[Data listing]
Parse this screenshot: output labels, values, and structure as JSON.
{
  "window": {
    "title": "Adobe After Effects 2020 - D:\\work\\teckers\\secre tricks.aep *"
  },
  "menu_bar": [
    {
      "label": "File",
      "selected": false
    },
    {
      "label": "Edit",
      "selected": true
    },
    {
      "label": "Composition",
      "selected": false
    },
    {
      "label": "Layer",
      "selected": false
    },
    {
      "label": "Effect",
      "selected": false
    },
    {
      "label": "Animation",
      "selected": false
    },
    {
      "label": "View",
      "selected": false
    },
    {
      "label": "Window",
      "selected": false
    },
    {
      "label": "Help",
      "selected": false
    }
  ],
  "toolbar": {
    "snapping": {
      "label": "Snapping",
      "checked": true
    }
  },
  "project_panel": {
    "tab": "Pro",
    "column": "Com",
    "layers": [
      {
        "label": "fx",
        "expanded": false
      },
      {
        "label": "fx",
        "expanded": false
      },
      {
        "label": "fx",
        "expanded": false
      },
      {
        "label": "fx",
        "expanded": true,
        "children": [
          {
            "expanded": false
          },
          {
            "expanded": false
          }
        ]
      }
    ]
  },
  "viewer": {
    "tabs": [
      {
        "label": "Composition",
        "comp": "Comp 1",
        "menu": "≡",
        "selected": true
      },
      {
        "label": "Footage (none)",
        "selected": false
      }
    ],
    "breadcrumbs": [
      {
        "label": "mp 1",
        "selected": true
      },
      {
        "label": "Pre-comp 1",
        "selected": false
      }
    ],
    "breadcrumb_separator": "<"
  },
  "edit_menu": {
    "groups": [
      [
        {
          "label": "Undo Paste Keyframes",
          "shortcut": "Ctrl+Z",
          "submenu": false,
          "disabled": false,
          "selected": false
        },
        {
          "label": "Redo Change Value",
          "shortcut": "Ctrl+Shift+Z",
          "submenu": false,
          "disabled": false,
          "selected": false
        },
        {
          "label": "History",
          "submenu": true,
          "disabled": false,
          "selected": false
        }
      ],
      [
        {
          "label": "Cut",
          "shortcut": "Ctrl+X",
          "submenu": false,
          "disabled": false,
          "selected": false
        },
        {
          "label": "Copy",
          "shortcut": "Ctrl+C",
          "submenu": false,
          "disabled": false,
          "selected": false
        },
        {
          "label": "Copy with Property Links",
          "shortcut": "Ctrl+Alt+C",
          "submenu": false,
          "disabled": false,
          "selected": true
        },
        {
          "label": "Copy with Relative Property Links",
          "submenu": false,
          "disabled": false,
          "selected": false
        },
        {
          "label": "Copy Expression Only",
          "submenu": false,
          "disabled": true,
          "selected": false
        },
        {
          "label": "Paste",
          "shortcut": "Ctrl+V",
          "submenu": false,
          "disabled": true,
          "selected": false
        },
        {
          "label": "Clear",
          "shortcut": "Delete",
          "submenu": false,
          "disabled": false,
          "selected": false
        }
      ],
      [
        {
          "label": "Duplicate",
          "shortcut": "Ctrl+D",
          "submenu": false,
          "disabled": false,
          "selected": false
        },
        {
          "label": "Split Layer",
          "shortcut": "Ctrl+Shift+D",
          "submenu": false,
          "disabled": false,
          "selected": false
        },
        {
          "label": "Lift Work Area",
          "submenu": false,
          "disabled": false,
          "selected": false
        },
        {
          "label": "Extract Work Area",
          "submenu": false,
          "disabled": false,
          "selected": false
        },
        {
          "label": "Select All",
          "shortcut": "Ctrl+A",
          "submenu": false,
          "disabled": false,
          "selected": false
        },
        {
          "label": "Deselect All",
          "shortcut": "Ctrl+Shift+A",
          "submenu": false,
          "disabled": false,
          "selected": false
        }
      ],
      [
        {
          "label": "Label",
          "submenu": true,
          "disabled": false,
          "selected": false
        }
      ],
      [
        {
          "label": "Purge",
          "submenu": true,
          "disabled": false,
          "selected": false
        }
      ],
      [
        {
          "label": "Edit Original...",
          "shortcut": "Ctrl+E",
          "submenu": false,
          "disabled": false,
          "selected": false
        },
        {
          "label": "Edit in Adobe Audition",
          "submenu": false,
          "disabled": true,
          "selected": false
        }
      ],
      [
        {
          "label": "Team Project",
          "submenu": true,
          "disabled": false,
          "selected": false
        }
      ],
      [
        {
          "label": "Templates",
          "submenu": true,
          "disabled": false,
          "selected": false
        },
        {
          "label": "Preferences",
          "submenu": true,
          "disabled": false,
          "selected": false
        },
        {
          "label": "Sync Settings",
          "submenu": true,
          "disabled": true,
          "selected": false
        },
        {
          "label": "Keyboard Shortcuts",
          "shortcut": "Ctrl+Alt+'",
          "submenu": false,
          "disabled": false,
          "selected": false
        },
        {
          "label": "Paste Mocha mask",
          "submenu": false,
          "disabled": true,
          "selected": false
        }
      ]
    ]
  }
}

**Work to be completed**
Look through the data above. Each line containing the word "Links" needs to be copied.

**Response below**
          "label": "Copy with Property Links",
          "label": "Copy with Relative Property Links",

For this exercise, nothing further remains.